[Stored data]
········
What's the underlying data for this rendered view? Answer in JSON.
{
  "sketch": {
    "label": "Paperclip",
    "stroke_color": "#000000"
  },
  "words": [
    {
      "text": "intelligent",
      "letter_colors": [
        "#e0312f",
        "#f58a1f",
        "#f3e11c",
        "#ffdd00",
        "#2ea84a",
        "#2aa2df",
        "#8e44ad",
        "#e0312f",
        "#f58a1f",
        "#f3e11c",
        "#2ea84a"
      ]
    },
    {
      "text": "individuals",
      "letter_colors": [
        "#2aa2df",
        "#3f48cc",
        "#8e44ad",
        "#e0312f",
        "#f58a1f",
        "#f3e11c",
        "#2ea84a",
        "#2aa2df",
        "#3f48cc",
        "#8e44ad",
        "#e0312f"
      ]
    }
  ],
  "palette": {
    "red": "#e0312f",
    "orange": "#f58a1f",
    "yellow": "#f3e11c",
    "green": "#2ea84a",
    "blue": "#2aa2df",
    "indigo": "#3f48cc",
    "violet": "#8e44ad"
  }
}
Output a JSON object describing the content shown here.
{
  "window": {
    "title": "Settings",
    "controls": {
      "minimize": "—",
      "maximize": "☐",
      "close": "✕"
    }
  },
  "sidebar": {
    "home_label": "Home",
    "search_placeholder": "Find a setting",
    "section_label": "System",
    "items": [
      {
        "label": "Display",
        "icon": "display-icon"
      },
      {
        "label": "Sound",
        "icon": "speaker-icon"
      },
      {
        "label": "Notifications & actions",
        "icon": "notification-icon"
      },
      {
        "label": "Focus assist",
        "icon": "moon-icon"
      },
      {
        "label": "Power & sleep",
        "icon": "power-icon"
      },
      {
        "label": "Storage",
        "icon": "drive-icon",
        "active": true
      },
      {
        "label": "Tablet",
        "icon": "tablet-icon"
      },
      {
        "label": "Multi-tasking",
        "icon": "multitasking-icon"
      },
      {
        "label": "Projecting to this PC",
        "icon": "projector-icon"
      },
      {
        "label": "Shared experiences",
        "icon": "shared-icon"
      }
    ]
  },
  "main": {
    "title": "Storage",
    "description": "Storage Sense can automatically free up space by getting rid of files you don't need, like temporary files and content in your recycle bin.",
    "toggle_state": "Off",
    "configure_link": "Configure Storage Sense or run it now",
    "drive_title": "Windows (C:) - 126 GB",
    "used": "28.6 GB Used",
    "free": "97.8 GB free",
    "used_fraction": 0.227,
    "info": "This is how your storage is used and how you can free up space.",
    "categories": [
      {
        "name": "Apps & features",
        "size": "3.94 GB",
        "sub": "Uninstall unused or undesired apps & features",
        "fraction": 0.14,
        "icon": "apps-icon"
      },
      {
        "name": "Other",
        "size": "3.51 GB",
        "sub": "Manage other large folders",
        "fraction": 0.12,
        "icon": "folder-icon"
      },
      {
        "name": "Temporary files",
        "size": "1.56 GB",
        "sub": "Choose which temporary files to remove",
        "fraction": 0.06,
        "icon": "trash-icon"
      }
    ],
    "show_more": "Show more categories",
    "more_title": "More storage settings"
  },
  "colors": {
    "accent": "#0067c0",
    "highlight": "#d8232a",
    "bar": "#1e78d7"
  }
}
········
◆ Task statement ◆
Repeat the material in full, exactly as it stands.

◆ Answer to this exercise ◆
What's the underlying data for this rendered view? Answer in JSON.
{
  "sketch": {
    "label": "Paperclip",
    "stroke_color": "#000000"
  },
  "words": [
    {
      "text": "intelligent",
      "letter_colors": [
        "#e0312f",
        "#f58a1f",
        "#f3e11c",
        "#ffdd00",
        "#2ea84a",
        "#2aa2df",
        "#8e44ad",
        "#e0312f",
        "#f58a1f",
        "#f3e11c",
        "#2ea84a"
      ]
    },
    {
      "text": "individuals",
      "letter_colors": [
        "#2aa2df",
        "#3f48cc",
        "#8e44ad",
        "#e0312f",
        "#f58a1f",
        "#f3e11c",
        "#2ea84a",
        "#2aa2df",
        "#3f48cc",
        "#8e44ad",
        "#e0312f"
      ]
    }
  ],
  "palette": {
    "red": "#e0312f",
    "orange": "#f58a1f",
    "yellow": "#f3e11c",
    "green": "#2ea84a",
    "blue": "#2aa2df",
    "indigo": "#3f48cc",
    "violet": "#8e44ad"
  }
}
Output a JSON object describing the content shown here.
{
  "window": {
    "title": "Settings",
    "controls": {
      "minimize": "—",
      "maximize": "☐",
      "close": "✕"
    }
  },
  "sidebar": {
    "home_label": "Home",
    "search_placeholder": "Find a setting",
    "section_label": "System",
    "items": [
      {
        "label": "Display",
        "icon": "display-icon"
      },
      {
        "label": "Sound",
        "icon": "speaker-icon"
      },
      {
        "label": "Notifications & actions",
        "icon": "notification-icon"
      },
      {
        "label": "Focus assist",
        "icon": "moon-icon"
      },
      {
        "label": "Power & sleep",
        "icon": "power-icon"
      },
      {
        "label": "Storage",
        "icon": "drive-icon",
        "active": true
      },
      {
        "label": "Tablet",
        "icon": "tablet-icon"
      },
      {
        "label": "Multi-tasking",
        "icon": "multitasking-icon"
      },
      {
        "label": "Projecting to this PC",
        "icon": "projector-icon"
      },
      {
        "label": "Shared experiences",
        "icon": "shared-icon"
      }
    ]
  },
  "main": {
    "title": "Storage",
    "description": "Storage Sense can automatically free up space by getting rid of files you don't need, like temporary files and content in your recycle bin.",
    "toggle_state": "Off",
    "configure_link": "Configure Storage Sense or run it now",
    "drive_title": "Windows (C:) - 126 GB",
    "used": "28.6 GB Used",
    "free": "97.8 GB free",
    "used_fraction": 0.227,
    "info": "This is how your storage is used and how you can free up space.",
    "categories": [
      {
        "name": "Apps & features",
        "size": "3.94 GB",
        "sub": "Uninstall unused or undesired apps & features",
        "fraction": 0.14,
        "icon": "apps-icon"
      },
      {
        "name": "Other",
        "size": "3.51 GB",
        "sub": "Manage other large folders",
        "fraction": 0.12,
        "icon": "folder-icon"
      },
      {
        "name": "Temporary files",
        "size": "1.56 GB",
        "sub": "Choose which temporary files to remove",
        "fraction": 0.06,
        "icon": "trash-icon"
      }
    ],
    "show_more": "Show more categories",
    "more_title": "More storage settings"
  },
  "colors": {
    "accent": "#0067c0",
    "highlight": "#d8232a",
    "bar": "#1e78d7"
  }
}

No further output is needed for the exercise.